** TEXT TO READ **
Fun_People Archive
8 Oct
Deep Thoughts?

Content-Type: text/plain
Mime-Version: 1.0 (NeXT Mail 3.3 v118.2)
From: Peter Langston <psl>
Date: Tue,  8 Oct 96 00:38:52 -0700
To: Fun_People
Subject: Deep Thoughts?

Forwarded-by: Daniel Steinberg <>
From: Stefan Curl <>

-- From a newspaper contest where entrants were asked to imitate
"Deep Thoughts by Jack Handey"


My young son asked me what happens after we die.  I told him we get buried
under a bunch of dirt and worms eat our bodies.  I guess I should have told
him the truth--that most of us go to Hell and burn eternally--but I didn't
want to upset him.

It sure would be nice if we got a day off for the president's birthday, like
they do for the queen.  Of course, then we would have a lot of people voting
for a candidate born on July 3 or December 26, just for the long weekends.

Democracy is a beautiful thing, except for that part about letting just any
old yokel vote.

Home is where the house is.

Often, when I am reading a good book, I stop and thank my teacher.  That is, I
used to, until she got an unlisted number.

As you make your way through this hectic world of ours, set aside a few
minutes each day.  At the end of the year, you'll have a couple of days saved

It would be terrible if the Red Cross Bloodmobile got into an accident.
No, wait.  That would be good because if anyone needed it, the blood would
be right there.

Give me the strength to change the things I can, the grace to accept the
things I cannot, and a great big bag of money.

The people who think Tiny Tim is strange are the same ones who think it odd
that I drive without pants.

For centuries, people thought the moon was made of green cheese.  Then the
astronauts found that the moon as really a big hard rock.  That's what
happens to cheese when you leave it out.

Think of the biggest number you can.  Now add five.  Then, imagine if you
had that many Twinkies.  Wow, that's five more than the biggest number you
could come up with!

I bet living in a nudist colony takes all the fun out of Halloween.

The only stupid question is the one that is never asked, except maybe "Don't
you think it is about time you audited my return?" or "Isn't is morally
wrong to give me a warning when, in fact, I was speeding?"

Once, I wept for I had no shoes.  Then I came upon a man who had no feet.

** EXERCISE **
Carry the Deep Thoughts imitations further, picking up right after the line about the man who had no feet. The data that follow come from an unrelated source.

** RECORDS **
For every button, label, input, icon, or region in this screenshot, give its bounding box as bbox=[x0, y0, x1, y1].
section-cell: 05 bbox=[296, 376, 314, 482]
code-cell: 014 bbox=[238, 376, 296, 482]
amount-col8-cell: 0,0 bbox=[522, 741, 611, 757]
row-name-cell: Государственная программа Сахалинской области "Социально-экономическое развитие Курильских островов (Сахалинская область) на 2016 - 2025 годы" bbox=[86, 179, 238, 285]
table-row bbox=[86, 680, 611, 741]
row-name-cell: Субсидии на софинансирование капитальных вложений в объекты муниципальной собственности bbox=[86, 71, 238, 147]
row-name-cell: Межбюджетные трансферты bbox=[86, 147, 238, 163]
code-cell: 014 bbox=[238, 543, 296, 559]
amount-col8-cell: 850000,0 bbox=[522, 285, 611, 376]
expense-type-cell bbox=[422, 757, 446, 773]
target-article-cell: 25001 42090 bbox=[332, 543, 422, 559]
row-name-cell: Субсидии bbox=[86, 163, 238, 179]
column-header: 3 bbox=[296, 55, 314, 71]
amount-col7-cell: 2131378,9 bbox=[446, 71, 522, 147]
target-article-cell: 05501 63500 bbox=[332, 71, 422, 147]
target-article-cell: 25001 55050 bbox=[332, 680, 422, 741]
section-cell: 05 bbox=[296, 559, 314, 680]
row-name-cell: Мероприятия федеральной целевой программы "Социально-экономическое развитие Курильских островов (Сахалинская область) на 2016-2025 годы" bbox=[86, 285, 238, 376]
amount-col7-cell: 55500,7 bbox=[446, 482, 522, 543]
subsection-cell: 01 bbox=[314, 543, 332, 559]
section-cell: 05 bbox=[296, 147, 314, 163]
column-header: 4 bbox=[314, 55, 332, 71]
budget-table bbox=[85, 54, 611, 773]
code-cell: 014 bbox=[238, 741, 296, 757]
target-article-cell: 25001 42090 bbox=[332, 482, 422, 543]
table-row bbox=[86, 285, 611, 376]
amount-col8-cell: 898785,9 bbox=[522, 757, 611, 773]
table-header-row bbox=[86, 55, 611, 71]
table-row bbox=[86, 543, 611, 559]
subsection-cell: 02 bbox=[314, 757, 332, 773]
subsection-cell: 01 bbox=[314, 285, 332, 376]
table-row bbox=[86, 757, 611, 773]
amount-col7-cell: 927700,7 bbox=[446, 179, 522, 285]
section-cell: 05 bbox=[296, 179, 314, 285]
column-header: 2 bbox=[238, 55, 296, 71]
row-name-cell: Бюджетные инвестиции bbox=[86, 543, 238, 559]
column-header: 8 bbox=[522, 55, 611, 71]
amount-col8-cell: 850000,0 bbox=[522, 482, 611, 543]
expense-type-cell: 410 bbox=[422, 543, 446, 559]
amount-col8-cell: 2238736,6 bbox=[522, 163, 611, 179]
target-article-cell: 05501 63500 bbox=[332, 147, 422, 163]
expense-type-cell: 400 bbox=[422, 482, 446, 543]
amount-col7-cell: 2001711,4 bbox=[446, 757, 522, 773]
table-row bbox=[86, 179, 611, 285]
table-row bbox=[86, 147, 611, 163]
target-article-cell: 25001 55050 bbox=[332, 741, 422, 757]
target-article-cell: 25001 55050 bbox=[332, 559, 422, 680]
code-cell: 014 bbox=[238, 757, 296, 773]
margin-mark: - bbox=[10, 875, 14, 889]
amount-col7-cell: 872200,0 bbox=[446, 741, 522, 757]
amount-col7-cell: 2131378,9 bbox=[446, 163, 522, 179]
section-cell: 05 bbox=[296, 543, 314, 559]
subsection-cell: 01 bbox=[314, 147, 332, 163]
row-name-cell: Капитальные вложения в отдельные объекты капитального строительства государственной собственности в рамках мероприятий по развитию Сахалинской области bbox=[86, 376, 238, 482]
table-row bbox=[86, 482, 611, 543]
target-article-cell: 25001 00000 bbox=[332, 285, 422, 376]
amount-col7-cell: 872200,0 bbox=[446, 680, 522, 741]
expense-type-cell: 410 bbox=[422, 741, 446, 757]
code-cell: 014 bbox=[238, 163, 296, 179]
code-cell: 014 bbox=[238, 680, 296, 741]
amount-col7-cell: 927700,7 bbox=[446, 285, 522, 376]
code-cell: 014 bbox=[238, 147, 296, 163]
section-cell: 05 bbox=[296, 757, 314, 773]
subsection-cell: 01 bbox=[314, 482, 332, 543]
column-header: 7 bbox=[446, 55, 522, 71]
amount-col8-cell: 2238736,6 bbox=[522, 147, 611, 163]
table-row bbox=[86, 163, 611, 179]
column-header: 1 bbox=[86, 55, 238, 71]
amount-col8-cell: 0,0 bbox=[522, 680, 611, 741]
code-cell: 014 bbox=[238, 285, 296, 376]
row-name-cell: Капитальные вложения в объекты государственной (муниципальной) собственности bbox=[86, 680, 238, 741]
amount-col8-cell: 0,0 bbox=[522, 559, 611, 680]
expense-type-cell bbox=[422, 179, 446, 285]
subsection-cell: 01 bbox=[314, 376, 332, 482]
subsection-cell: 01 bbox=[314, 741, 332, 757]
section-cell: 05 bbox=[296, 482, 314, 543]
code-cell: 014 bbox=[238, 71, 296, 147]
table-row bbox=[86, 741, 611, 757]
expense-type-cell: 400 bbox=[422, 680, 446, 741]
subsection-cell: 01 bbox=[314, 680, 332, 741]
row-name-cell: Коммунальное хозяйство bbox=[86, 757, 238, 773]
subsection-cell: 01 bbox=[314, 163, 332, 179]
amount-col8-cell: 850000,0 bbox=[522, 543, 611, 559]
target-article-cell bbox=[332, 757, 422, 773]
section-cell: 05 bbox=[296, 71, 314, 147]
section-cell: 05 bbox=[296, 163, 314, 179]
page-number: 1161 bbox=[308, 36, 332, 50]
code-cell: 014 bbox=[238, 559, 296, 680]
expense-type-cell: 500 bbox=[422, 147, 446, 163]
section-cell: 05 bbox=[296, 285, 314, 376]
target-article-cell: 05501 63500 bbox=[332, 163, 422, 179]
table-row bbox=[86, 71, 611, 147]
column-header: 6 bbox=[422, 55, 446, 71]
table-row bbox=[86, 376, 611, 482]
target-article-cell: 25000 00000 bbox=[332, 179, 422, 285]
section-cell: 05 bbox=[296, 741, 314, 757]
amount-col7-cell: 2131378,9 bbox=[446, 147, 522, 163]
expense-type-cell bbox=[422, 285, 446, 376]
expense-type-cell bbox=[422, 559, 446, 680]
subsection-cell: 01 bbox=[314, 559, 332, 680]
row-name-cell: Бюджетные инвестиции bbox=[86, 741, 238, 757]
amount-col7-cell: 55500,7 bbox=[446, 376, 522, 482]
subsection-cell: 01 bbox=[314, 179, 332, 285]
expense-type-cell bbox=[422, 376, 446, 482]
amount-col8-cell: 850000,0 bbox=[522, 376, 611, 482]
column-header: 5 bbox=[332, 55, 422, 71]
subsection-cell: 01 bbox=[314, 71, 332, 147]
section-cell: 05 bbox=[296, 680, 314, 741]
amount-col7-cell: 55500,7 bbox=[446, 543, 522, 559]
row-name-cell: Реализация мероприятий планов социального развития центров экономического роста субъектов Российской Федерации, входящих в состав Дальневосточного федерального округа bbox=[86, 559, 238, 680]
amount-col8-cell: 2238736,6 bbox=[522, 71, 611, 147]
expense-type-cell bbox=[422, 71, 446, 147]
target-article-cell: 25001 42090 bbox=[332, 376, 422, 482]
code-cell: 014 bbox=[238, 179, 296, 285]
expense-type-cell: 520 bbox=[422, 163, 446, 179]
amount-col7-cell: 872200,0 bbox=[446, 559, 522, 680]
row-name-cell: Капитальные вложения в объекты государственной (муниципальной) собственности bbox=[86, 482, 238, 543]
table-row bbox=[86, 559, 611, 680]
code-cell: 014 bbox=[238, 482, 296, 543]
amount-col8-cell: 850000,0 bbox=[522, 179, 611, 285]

** EXERCISE ANSWER **
So I took his shoes.  I mean, it's not like he really needed them, right?

When I go to heaven, I want to see my grandpa again.  But he better have
lost the nose hair and the old-man smell.

I believe you should live each day as if it is your last, which is why I
don't have any clean laundry because, come on, who wants to wash clothes on
the last day of their life?

I often wonder how come John Tesh isn't as popular singer as some people
think he should be.  Then, I remember it's because he sucks.

Whenever I start getting sad about where I am in my life, I think about the
last words of my favorite uncle: "A truck!"

If you really want to impress people with your computer literacy, add the
words "dot com" to the end of everything you say, dot com.

I like to go down to the dog pound and pretend that I've found my dog.  Then
I tell them to kill it anyway because I already gave away all of his stuff.
Dog people sure don't have a sense of humor.


I don't know about you, but I enjoy watching paint dry.  I imagine that the
wet paint is a big freshwater lake that is the only source of water for some
tiny cities by the lake.  As the lake gets drier, the population gets more
desperate, and sometimes there are water riots.  Once there was a big fire
and everyone died.


I once heard the voice of God.  It said "Vrrrrmmmmm."  Unless it was just
a lawn mower.


I gaze at the brilliant full moon.  The same one, I think to myself, at
which Socrates, Aristotle, and Plato gazed.  Suddenly, I imagine they appear
beside me.  I tell Socrates about the national debate over one's right to
die and wonder at the constancy of the human condition.  I tell Plato that
I live in the country that has come the closest to Utopia, and I show him
a copy of the Constitution.  I tell Aristotle that we have found many more
than four basic elements and I show him a periodic table.  I get a box of
kitchen matches and strike one.  They gasp with wonder.  We spend the rest
of the night lighting farts.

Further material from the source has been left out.